# [REQUIRED WORK]
Look through the listing below and give the number of lines that hold "content". Say nothing more.

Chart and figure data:
________________

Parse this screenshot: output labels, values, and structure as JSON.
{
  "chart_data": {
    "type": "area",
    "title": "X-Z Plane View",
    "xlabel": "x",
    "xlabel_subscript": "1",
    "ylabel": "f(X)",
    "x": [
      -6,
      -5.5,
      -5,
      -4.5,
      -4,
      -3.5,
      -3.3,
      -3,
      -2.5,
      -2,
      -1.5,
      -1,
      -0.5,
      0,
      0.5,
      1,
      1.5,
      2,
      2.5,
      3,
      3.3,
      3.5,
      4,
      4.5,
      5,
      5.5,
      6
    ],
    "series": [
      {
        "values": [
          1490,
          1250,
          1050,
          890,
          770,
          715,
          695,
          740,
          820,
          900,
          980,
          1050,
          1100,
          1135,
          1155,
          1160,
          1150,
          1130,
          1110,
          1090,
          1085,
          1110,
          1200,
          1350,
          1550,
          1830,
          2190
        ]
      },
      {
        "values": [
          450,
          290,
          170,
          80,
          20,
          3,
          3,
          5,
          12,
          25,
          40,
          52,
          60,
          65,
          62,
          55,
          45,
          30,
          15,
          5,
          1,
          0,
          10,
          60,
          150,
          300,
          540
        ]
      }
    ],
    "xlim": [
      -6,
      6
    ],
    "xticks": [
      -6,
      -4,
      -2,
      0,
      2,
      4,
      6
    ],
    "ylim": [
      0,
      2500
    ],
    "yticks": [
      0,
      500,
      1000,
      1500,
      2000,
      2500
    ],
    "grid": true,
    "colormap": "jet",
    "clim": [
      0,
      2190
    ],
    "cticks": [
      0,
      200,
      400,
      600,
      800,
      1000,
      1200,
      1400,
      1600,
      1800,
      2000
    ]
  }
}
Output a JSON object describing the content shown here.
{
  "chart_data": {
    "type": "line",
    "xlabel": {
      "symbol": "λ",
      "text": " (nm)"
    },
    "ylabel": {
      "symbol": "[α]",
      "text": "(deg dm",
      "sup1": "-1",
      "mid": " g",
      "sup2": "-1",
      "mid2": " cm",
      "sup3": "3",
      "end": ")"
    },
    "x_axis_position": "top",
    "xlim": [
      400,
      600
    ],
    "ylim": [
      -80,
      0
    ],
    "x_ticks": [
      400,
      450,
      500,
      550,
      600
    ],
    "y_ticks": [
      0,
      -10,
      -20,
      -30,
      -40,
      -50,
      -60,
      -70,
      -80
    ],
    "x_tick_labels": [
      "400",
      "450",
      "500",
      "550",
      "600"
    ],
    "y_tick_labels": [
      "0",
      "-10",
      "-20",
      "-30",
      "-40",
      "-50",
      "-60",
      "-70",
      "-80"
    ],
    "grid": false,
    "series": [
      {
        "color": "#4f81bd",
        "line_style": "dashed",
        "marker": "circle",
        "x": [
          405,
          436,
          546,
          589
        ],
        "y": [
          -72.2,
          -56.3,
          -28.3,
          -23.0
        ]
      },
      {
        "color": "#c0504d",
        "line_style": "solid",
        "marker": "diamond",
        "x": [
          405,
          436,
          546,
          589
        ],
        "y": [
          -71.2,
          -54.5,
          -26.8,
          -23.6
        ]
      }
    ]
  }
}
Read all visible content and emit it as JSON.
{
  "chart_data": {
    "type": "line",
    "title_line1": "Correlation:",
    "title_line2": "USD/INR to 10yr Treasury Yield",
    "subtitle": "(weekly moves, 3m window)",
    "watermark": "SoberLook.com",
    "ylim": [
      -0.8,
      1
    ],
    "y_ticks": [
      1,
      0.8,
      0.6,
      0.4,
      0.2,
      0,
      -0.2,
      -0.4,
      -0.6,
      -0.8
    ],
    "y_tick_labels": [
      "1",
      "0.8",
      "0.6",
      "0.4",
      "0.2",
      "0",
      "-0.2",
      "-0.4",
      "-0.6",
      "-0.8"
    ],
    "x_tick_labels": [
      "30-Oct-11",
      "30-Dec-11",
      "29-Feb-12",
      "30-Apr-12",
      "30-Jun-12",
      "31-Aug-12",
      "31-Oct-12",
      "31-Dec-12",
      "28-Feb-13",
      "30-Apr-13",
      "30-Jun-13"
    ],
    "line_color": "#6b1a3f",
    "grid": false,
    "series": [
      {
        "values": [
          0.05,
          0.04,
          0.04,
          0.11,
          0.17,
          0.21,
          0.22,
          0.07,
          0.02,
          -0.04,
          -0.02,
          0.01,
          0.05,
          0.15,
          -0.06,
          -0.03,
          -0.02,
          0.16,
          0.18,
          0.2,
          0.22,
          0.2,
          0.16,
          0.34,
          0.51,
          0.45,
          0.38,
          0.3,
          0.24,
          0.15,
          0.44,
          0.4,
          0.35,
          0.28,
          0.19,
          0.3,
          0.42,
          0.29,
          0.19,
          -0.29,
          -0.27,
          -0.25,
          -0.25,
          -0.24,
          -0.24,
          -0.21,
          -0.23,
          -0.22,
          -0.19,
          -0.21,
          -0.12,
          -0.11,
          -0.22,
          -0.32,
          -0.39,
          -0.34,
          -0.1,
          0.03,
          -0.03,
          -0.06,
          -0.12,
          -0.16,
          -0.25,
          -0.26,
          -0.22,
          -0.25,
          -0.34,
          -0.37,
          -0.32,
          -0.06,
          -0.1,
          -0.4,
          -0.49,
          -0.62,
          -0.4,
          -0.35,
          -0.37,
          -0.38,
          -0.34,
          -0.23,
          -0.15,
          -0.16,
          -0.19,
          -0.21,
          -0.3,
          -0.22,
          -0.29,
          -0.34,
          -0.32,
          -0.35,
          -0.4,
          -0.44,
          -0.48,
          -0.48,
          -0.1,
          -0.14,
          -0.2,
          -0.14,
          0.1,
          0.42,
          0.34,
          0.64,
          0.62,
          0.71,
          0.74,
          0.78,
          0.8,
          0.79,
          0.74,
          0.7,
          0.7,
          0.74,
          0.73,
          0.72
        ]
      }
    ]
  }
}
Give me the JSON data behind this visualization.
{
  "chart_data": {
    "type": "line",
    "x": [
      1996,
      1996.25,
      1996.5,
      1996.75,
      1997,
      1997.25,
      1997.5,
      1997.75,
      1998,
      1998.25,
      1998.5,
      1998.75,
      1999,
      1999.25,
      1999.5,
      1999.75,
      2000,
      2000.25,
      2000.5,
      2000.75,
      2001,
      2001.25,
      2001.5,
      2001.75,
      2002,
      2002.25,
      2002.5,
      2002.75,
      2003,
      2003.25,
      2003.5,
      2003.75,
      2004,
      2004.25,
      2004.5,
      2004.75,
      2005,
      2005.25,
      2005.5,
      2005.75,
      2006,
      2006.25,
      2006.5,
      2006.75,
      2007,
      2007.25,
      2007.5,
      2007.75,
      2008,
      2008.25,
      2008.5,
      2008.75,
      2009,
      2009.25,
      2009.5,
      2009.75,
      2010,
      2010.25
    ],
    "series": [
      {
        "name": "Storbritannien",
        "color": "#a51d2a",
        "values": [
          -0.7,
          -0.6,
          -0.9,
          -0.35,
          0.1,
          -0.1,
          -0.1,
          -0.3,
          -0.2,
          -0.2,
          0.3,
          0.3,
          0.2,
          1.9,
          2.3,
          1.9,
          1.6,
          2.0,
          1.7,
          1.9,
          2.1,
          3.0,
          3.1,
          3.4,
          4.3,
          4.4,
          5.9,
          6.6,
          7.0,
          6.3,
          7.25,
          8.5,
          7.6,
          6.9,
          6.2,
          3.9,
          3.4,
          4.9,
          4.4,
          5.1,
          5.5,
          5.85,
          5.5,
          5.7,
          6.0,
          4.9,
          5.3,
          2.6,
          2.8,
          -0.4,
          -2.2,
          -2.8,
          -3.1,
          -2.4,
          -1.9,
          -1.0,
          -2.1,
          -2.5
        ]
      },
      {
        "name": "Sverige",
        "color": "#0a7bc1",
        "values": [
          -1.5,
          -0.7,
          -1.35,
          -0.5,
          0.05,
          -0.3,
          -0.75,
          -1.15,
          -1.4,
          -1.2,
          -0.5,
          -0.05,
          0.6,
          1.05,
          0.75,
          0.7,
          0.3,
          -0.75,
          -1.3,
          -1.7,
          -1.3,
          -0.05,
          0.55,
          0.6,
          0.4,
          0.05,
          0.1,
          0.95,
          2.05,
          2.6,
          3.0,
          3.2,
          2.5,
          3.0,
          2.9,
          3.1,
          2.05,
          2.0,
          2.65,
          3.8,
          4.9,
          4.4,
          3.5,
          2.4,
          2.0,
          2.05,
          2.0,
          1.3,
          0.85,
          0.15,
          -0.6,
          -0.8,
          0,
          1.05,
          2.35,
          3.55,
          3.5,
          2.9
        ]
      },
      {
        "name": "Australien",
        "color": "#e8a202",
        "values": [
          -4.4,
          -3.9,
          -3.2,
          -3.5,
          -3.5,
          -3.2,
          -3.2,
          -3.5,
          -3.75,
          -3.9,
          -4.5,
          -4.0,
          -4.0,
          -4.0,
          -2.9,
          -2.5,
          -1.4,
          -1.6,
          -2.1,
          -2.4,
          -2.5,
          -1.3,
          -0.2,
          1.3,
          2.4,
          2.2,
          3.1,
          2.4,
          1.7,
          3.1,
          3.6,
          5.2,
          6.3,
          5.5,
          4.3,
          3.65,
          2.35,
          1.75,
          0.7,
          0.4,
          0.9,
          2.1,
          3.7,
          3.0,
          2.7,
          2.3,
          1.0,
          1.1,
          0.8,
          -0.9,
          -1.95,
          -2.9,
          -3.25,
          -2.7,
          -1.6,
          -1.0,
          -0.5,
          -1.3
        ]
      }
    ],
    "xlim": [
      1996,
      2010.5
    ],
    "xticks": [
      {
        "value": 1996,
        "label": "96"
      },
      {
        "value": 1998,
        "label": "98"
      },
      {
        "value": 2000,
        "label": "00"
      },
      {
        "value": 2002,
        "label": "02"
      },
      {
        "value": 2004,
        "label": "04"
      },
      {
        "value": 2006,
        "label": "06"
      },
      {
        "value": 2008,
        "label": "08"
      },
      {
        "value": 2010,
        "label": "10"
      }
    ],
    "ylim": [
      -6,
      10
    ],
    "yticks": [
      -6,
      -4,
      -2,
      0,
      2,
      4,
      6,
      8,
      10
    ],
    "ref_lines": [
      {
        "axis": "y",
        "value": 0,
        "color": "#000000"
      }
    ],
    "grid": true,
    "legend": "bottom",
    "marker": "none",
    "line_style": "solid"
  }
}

________________

# [COMPLETED EXERCISE]
2